| WHAT YOU SHOULD DO |
Print the entries in full, word for word, but not the pictures.

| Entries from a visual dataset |
┄┄┄┄┄┄┄┄┄┄

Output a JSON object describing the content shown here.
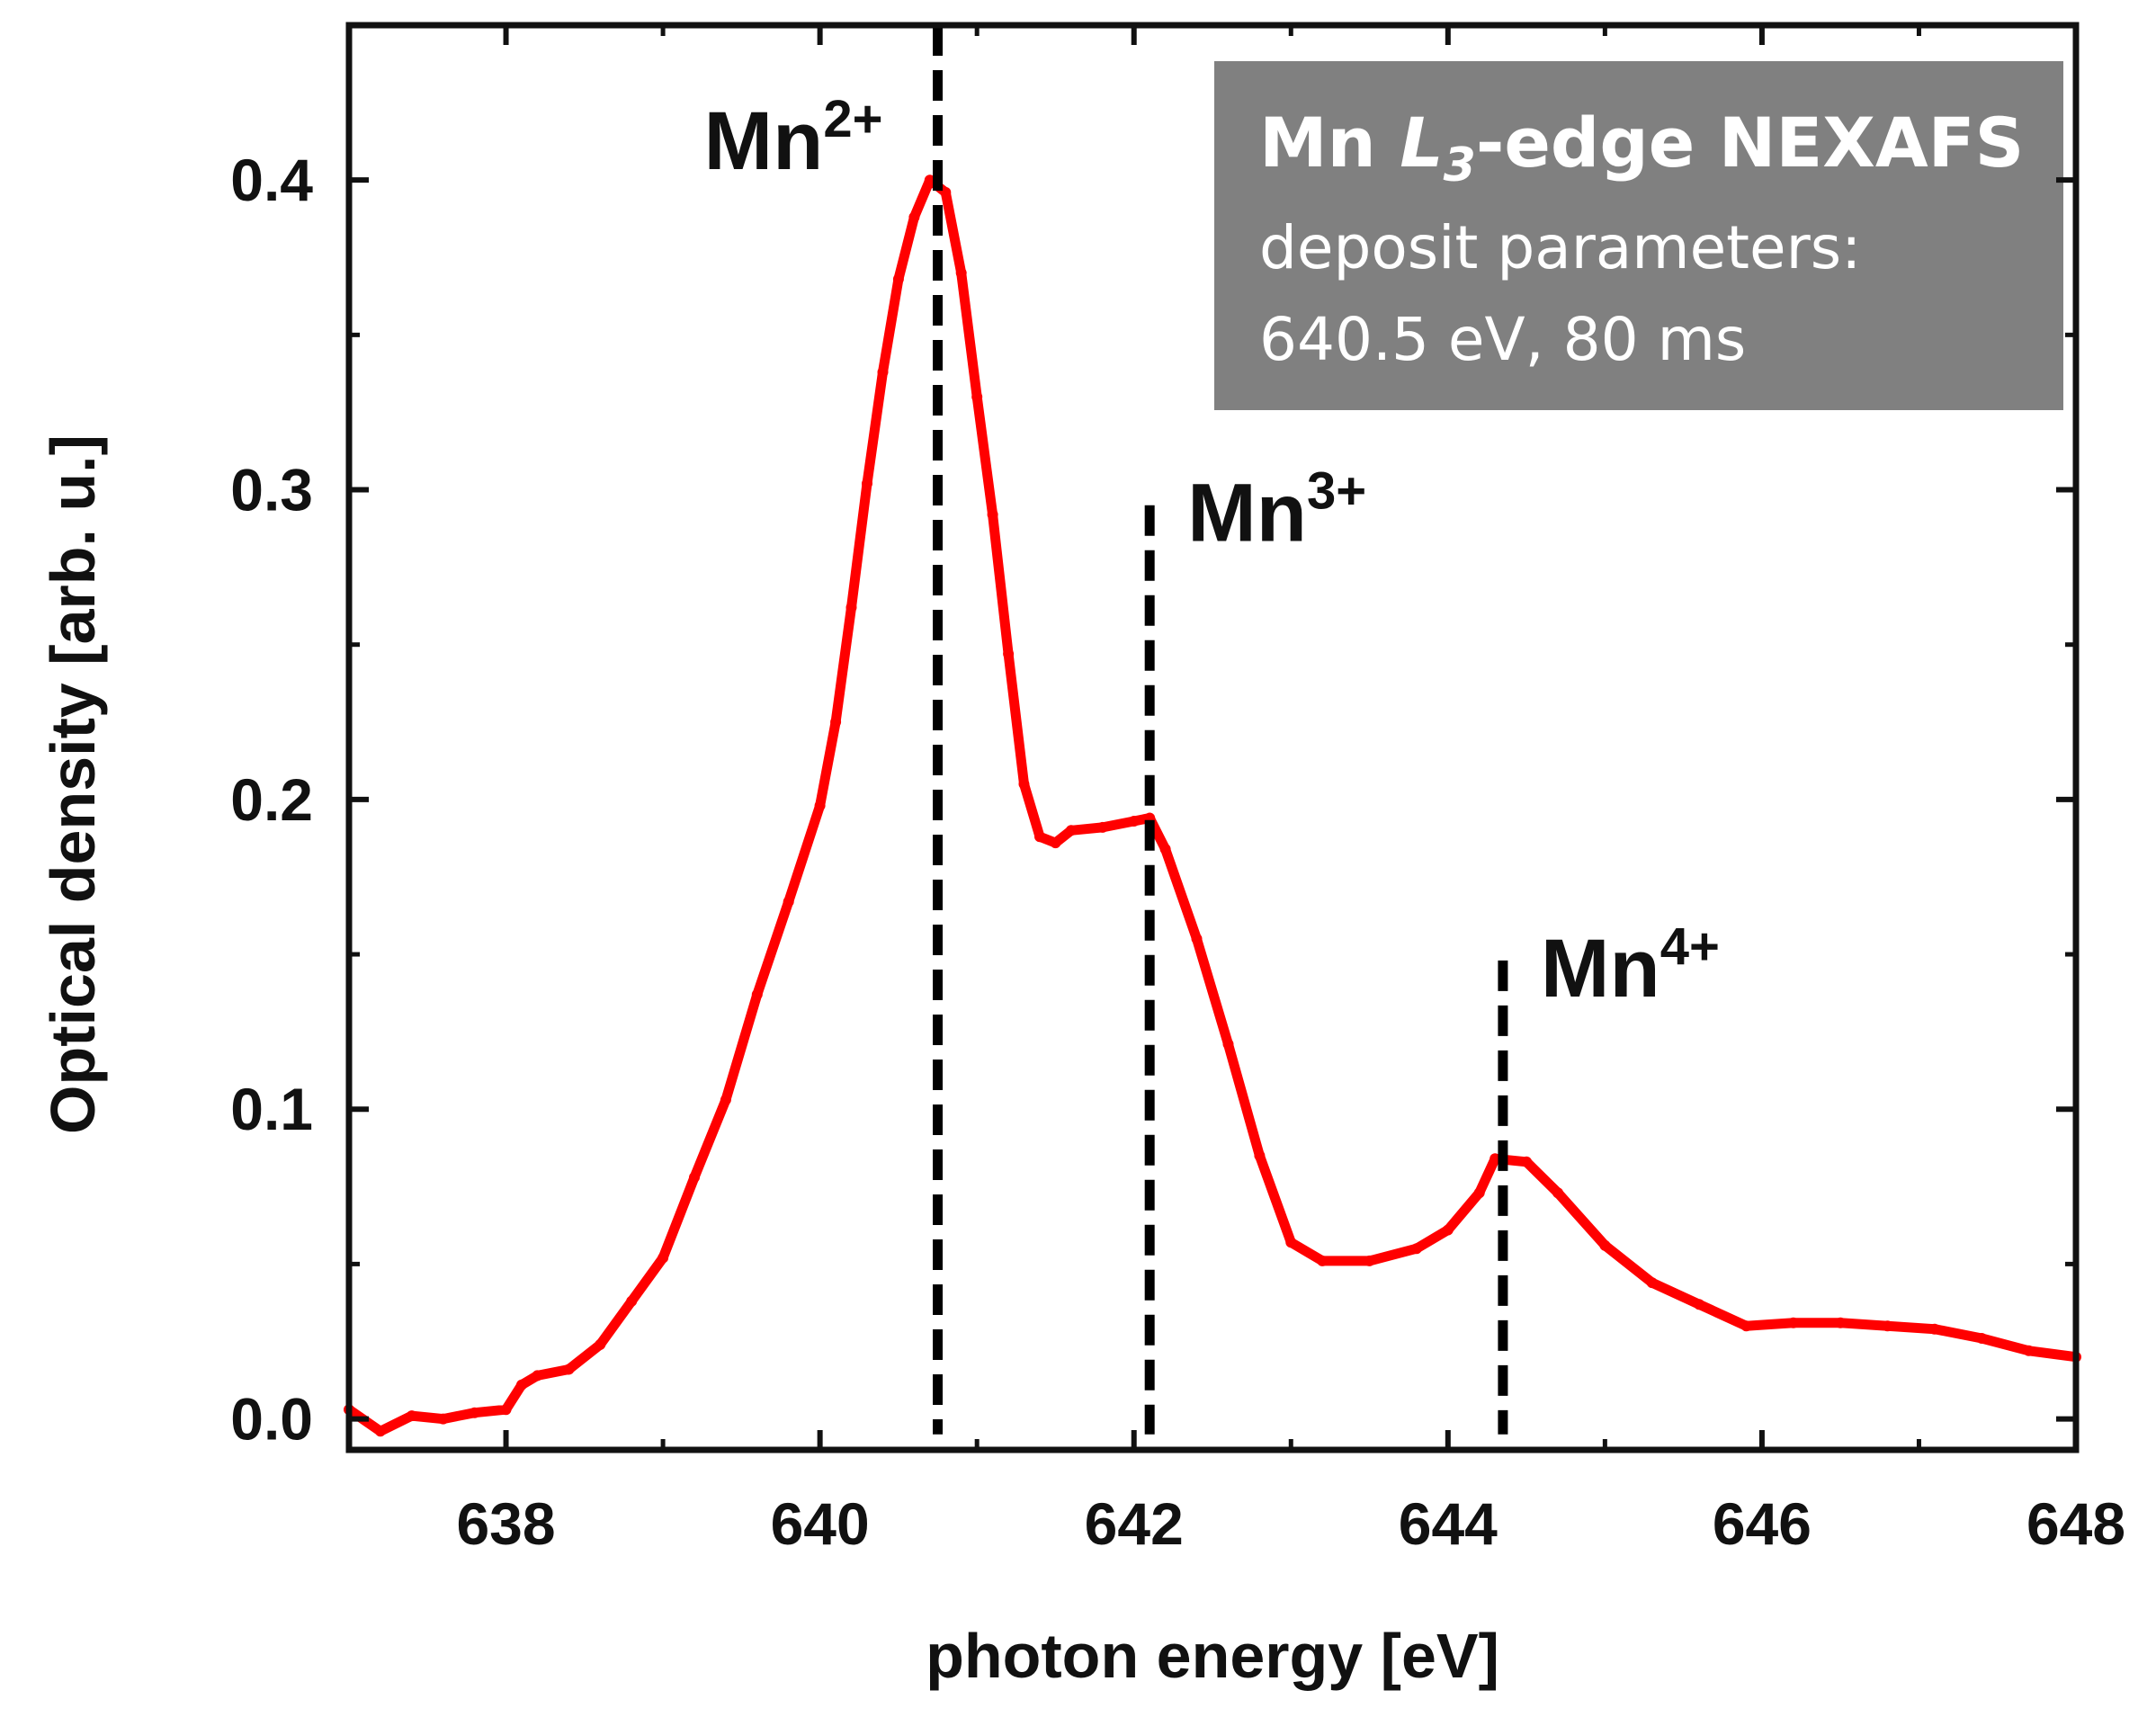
{
  "chart_data": {
    "type": "line",
    "title": "",
    "xlabel": "photon energy [eV]",
    "ylabel": "Optical density [arb. u.]",
    "xlim": [
      637,
      648
    ],
    "ylim": [
      -0.01,
      0.45
    ],
    "x_ticks": [
      638,
      640,
      642,
      644,
      646,
      648
    ],
    "x_tick_labels": [
      "638",
      "640",
      "642",
      "644",
      "646",
      "648"
    ],
    "y_ticks": [
      0.0,
      0.1,
      0.2,
      0.3,
      0.4
    ],
    "y_tick_labels": [
      "0.0",
      "0.1",
      "0.2",
      "0.3",
      "0.4"
    ],
    "grid": false,
    "series": [
      {
        "name": "Mn L3-edge NEXAFS",
        "color": "#ff0000",
        "x": [
          637.0,
          637.2,
          637.4,
          637.6,
          637.8,
          638.0,
          638.1,
          638.2,
          638.4,
          638.6,
          638.8,
          639.0,
          639.2,
          639.4,
          639.6,
          639.8,
          640.0,
          640.1,
          640.2,
          640.3,
          640.4,
          640.5,
          640.6,
          640.7,
          640.8,
          640.9,
          641.0,
          641.1,
          641.2,
          641.3,
          641.4,
          641.5,
          641.6,
          641.8,
          642.0,
          642.1,
          642.2,
          642.4,
          642.6,
          642.8,
          643.0,
          643.2,
          643.5,
          643.8,
          644.0,
          644.2,
          644.3,
          644.5,
          644.7,
          645.0,
          645.3,
          645.6,
          645.9,
          646.2,
          646.5,
          646.8,
          647.1,
          647.4,
          647.7,
          648.0
        ],
        "y": [
          0.003,
          -0.004,
          0.001,
          0.0,
          0.002,
          0.003,
          0.011,
          0.014,
          0.016,
          0.024,
          0.038,
          0.052,
          0.078,
          0.103,
          0.137,
          0.167,
          0.198,
          0.225,
          0.262,
          0.302,
          0.338,
          0.368,
          0.388,
          0.4,
          0.396,
          0.37,
          0.33,
          0.292,
          0.247,
          0.205,
          0.188,
          0.186,
          0.19,
          0.191,
          0.193,
          0.194,
          0.184,
          0.155,
          0.121,
          0.085,
          0.057,
          0.051,
          0.051,
          0.055,
          0.061,
          0.073,
          0.084,
          0.083,
          0.073,
          0.056,
          0.044,
          0.037,
          0.03,
          0.031,
          0.031,
          0.03,
          0.029,
          0.026,
          0.022,
          0.02
        ]
      }
    ],
    "annotations": [
      {
        "x": 640.75,
        "y_top": 0.45,
        "label": "Mn",
        "charge": "2+"
      },
      {
        "x": 642.1,
        "y_top": 0.295,
        "label": "Mn",
        "charge": "3+"
      },
      {
        "x": 644.35,
        "y_top": 0.148,
        "label": "Mn",
        "charge": "4+"
      }
    ],
    "textbox": {
      "title_prefix": "Mn ",
      "title_edge": "L",
      "title_edge_sub": "3",
      "title_suffix": "-edge NEXAFS",
      "line2": "deposit parameters:",
      "line3": "640.5 eV, 80 ms",
      "background": "#808080"
    }
  }
}
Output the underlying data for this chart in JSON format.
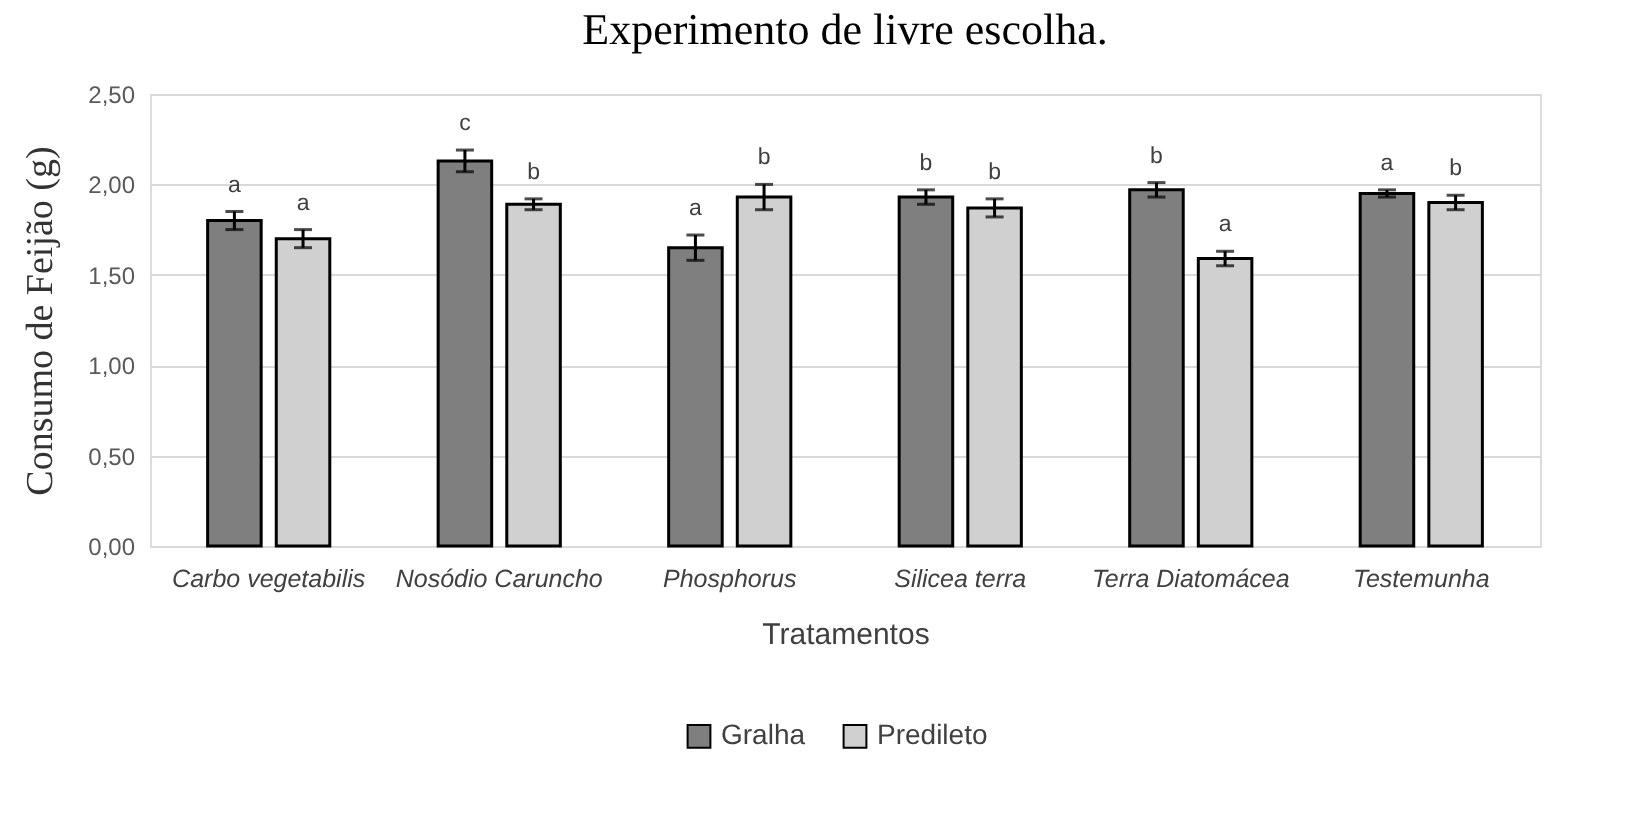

┄┄┄┄┄┄┄┄┄┄

| EXERCISE SOLUTION |
Output a JSON object describing the content shown here.
{
  "chart_data": {
    "type": "line",
    "title": "",
    "xlabel": "photon energy [eV]",
    "ylabel": "Optical density [arb. u.]",
    "xlim": [
      637,
      648
    ],
    "ylim": [
      -0.01,
      0.45
    ],
    "x_ticks": [
      638,
      640,
      642,
      644,
      646,
      648
    ],
    "x_tick_labels": [
      "638",
      "640",
      "642",
      "644",
      "646",
      "648"
    ],
    "y_ticks": [
      0.0,
      0.1,
      0.2,
      0.3,
      0.4
    ],
    "y_tick_labels": [
      "0.0",
      "0.1",
      "0.2",
      "0.3",
      "0.4"
    ],
    "grid": false,
    "series": [
      {
        "name": "Mn L3-edge NEXAFS",
        "color": "#ff0000",
        "x": [
          637.0,
          637.2,
          637.4,
          637.6,
          637.8,
          638.0,
          638.1,
          638.2,
          638.4,
          638.6,
          638.8,
          639.0,
          639.2,
          639.4,
          639.6,
          639.8,
          640.0,
          640.1,
          640.2,
          640.3,
          640.4,
          640.5,
          640.6,
          640.7,
          640.8,
          640.9,
          641.0,
          641.1,
          641.2,
          641.3,
          641.4,
          641.5,
          641.6,
          641.8,
          642.0,
          642.1,
          642.2,
          642.4,
          642.6,
          642.8,
          643.0,
          643.2,
          643.5,
          643.8,
          644.0,
          644.2,
          644.3,
          644.5,
          644.7,
          645.0,
          645.3,
          645.6,
          645.9,
          646.2,
          646.5,
          646.8,
          647.1,
          647.4,
          647.7,
          648.0
        ],
        "y": [
          0.003,
          -0.004,
          0.001,
          0.0,
          0.002,
          0.003,
          0.011,
          0.014,
          0.016,
          0.024,
          0.038,
          0.052,
          0.078,
          0.103,
          0.137,
          0.167,
          0.198,
          0.225,
          0.262,
          0.302,
          0.338,
          0.368,
          0.388,
          0.4,
          0.396,
          0.37,
          0.33,
          0.292,
          0.247,
          0.205,
          0.188,
          0.186,
          0.19,
          0.191,
          0.193,
          0.194,
          0.184,
          0.155,
          0.121,
          0.085,
          0.057,
          0.051,
          0.051,
          0.055,
          0.061,
          0.073,
          0.084,
          0.083,
          0.073,
          0.056,
          0.044,
          0.037,
          0.03,
          0.031,
          0.031,
          0.03,
          0.029,
          0.026,
          0.022,
          0.02
        ]
      }
    ],
    "annotations": [
      {
        "x": 640.75,
        "y_top": 0.45,
        "label": "Mn",
        "charge": "2+"
      },
      {
        "x": 642.1,
        "y_top": 0.295,
        "label": "Mn",
        "charge": "3+"
      },
      {
        "x": 644.35,
        "y_top": 0.148,
        "label": "Mn",
        "charge": "4+"
      }
    ],
    "textbox": {
      "title_prefix": "Mn ",
      "title_edge": "L",
      "title_edge_sub": "3",
      "title_suffix": "-edge NEXAFS",
      "line2": "deposit parameters:",
      "line3": "640.5 eV, 80 ms",
      "background": "#808080"
    }
  }
}
Output the underlying data for this chart in JSON format.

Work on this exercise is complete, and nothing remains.